### Short task
Copy, from the entries below, each line where the word "Daya" can be found.
╭─ Supplied information
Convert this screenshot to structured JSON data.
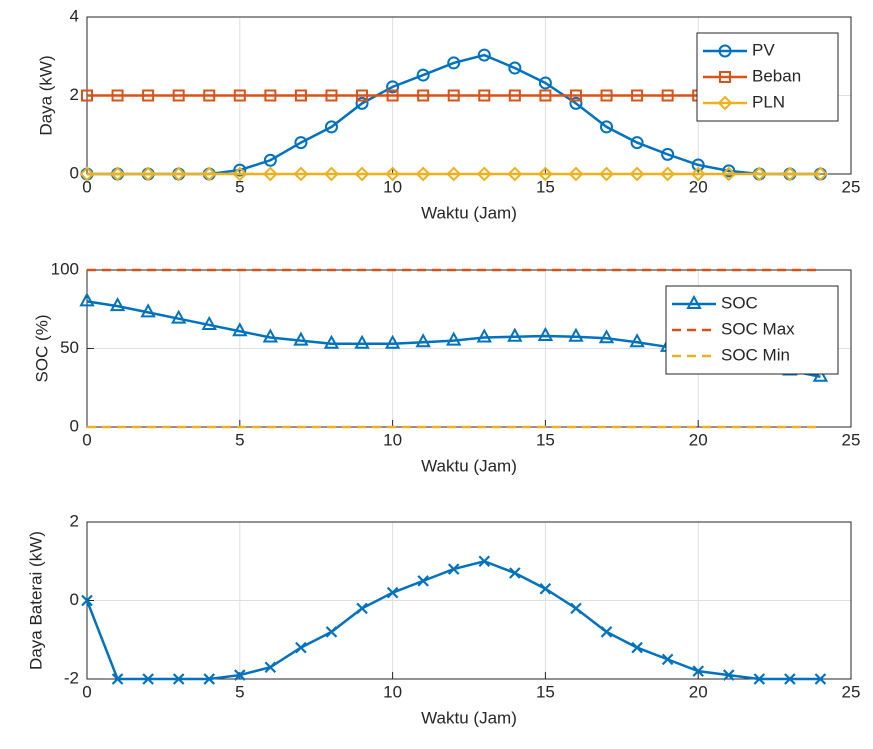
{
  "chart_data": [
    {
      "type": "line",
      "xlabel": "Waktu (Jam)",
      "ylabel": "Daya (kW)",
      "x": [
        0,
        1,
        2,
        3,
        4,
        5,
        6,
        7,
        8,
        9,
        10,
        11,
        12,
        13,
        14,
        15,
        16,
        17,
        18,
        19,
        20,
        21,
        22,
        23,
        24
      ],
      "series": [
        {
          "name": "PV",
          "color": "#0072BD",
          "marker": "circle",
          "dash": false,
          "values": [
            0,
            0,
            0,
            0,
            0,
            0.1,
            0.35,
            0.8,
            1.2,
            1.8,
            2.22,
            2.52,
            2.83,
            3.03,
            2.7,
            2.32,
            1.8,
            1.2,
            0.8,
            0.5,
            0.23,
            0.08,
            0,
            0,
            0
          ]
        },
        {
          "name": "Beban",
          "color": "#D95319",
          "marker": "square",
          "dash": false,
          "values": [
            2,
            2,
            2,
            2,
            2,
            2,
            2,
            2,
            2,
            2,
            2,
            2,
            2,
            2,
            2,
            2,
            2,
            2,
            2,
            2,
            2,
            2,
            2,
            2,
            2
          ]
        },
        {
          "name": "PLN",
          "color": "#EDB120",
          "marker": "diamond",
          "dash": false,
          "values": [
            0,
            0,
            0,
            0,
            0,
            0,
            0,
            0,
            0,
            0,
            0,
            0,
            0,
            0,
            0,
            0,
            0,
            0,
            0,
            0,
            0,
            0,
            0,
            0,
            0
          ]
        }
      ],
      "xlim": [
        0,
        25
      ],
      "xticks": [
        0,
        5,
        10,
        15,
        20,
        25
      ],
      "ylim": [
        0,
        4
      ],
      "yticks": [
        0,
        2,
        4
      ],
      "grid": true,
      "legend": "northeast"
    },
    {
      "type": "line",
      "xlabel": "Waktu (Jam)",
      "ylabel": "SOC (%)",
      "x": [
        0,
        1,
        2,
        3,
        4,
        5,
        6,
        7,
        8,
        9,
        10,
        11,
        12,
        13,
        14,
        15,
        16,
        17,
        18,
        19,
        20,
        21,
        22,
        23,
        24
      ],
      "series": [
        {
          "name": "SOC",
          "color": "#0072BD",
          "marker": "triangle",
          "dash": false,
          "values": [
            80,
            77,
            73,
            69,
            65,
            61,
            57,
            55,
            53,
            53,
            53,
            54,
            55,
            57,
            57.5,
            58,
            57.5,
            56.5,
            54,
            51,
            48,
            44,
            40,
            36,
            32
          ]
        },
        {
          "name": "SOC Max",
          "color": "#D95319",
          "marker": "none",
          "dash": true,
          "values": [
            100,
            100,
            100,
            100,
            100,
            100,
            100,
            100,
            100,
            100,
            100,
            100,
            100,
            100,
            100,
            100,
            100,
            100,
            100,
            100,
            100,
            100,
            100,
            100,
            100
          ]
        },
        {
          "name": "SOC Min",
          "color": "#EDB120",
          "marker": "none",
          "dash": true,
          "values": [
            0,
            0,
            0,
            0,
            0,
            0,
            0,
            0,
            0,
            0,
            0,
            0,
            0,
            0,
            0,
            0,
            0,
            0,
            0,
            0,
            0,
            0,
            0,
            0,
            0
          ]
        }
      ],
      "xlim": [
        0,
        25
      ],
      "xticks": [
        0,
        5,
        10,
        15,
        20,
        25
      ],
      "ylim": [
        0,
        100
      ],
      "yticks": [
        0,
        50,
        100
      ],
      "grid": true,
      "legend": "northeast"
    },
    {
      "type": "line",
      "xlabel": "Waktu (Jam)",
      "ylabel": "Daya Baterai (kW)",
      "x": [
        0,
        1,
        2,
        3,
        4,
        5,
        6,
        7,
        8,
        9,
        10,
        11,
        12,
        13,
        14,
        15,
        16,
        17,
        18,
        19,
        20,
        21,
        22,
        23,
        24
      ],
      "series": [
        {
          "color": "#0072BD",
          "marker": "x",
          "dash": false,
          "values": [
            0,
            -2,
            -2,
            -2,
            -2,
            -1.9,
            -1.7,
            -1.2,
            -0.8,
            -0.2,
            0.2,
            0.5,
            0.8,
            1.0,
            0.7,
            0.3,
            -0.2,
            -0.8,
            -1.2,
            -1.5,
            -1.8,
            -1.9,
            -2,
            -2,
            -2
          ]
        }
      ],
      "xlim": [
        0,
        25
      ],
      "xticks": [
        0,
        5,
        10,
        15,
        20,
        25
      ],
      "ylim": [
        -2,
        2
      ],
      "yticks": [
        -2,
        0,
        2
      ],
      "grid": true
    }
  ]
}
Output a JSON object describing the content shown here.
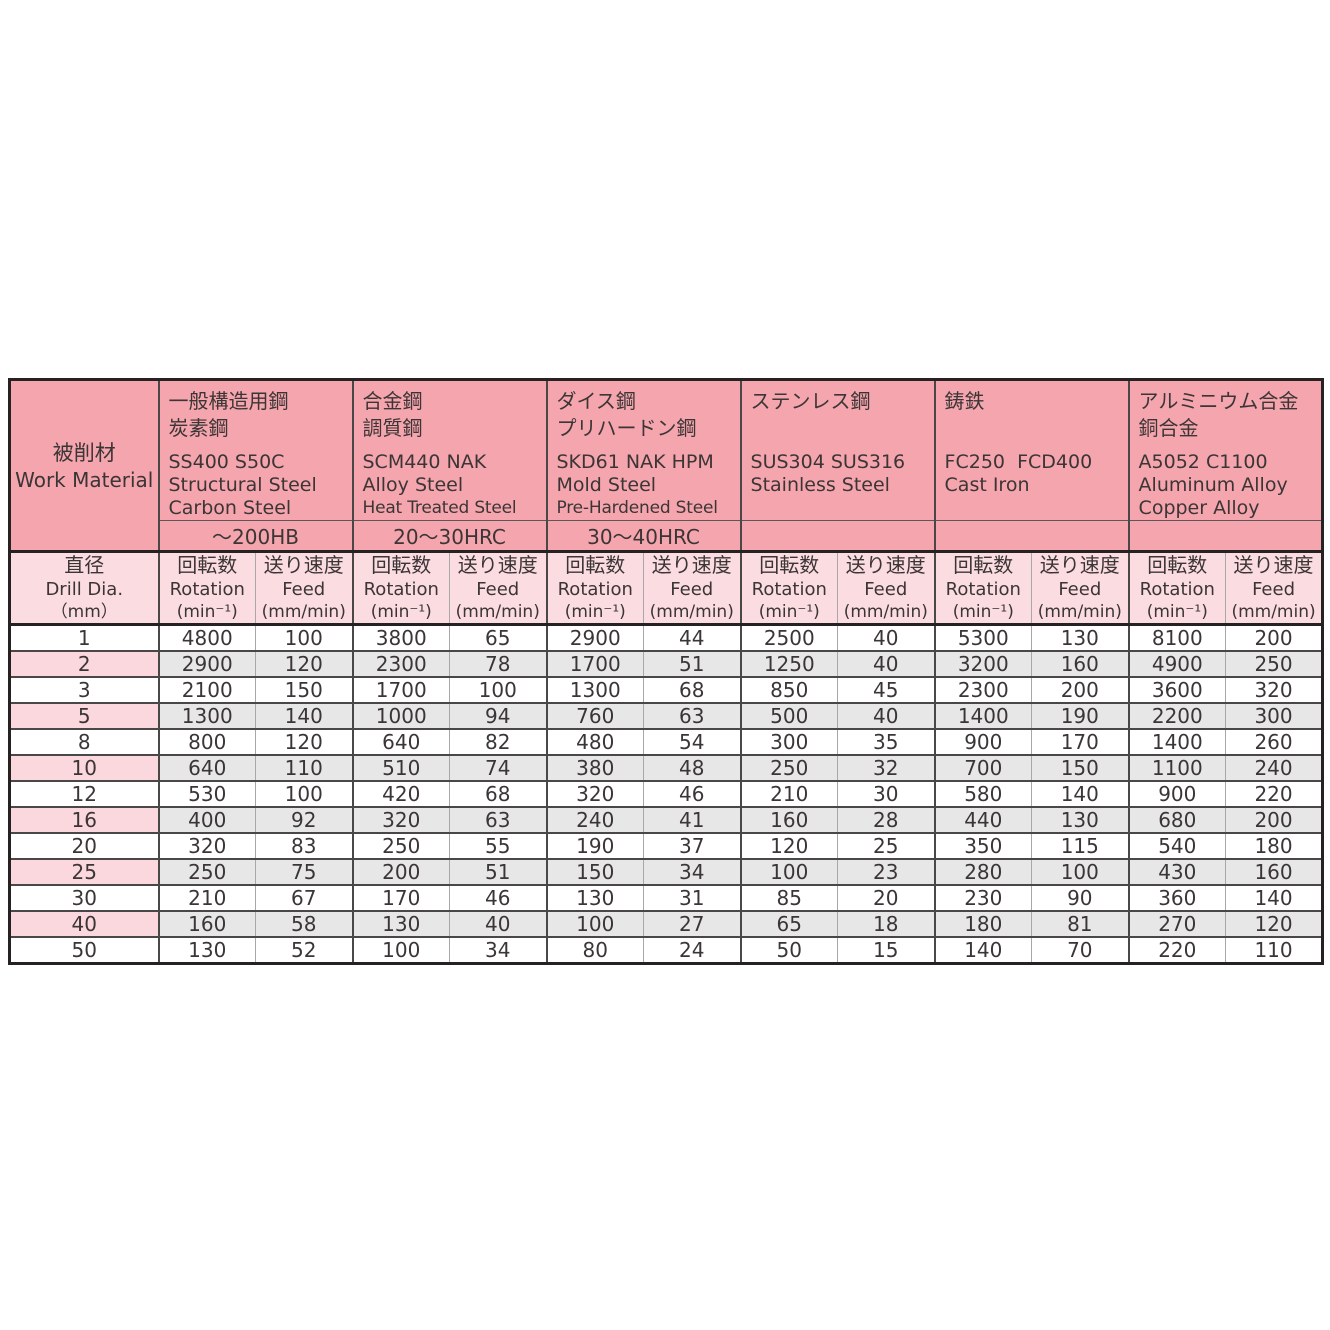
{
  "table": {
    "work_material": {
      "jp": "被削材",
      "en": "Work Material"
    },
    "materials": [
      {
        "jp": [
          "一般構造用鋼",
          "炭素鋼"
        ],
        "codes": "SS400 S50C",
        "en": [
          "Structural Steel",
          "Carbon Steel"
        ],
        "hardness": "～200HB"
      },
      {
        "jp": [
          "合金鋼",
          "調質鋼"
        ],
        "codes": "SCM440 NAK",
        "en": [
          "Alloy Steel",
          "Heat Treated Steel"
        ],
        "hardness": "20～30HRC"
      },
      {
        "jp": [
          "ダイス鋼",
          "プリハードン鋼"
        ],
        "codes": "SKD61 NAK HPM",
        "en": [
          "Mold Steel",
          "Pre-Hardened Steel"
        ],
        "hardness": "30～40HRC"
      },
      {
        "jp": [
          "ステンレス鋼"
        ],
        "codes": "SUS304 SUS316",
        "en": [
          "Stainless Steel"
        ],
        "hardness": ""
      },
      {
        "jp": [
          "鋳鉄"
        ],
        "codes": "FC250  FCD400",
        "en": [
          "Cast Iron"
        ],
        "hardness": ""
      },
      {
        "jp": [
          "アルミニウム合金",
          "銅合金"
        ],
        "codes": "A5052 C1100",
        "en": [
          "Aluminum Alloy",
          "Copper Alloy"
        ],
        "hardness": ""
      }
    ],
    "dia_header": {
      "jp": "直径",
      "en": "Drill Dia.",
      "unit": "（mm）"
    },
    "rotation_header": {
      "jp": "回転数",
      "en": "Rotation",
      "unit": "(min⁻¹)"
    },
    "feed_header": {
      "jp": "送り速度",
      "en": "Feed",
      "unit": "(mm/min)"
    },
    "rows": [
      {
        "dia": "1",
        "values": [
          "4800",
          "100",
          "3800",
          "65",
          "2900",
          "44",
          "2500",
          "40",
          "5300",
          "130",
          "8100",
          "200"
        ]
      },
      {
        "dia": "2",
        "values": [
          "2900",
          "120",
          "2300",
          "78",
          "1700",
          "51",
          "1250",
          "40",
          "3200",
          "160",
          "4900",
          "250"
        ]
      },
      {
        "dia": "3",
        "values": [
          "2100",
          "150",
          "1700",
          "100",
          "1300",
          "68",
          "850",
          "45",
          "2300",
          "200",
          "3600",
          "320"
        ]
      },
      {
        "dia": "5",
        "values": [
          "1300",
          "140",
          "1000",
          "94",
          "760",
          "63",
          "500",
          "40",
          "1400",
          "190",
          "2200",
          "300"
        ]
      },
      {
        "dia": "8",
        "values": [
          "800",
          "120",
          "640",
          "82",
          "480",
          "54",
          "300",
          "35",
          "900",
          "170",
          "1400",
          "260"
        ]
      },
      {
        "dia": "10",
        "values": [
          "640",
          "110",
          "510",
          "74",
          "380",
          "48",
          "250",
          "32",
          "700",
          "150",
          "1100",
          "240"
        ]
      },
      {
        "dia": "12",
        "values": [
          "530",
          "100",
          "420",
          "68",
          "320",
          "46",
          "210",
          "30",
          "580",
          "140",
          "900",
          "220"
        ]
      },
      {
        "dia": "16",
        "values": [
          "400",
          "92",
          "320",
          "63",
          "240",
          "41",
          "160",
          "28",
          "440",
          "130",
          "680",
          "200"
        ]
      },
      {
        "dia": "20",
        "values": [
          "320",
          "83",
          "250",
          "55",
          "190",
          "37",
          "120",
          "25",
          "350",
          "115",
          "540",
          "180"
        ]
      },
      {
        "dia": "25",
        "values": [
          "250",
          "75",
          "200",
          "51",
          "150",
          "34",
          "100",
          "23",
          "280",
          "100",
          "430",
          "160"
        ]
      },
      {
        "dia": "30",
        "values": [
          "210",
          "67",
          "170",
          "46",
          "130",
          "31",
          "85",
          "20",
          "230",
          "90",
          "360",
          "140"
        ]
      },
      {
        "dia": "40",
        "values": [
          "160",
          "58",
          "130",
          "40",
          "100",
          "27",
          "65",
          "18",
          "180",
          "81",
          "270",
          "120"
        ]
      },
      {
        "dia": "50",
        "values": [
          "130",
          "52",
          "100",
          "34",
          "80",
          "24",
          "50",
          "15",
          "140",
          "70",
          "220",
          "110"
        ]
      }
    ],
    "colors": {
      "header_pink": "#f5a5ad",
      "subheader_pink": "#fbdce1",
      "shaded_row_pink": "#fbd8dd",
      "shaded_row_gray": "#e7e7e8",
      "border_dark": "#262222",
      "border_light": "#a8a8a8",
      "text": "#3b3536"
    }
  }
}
╰─
### Result of this exercise
      "ylabel": "Daya (kW)",
      "ylabel": "Daya Baterai (kW)",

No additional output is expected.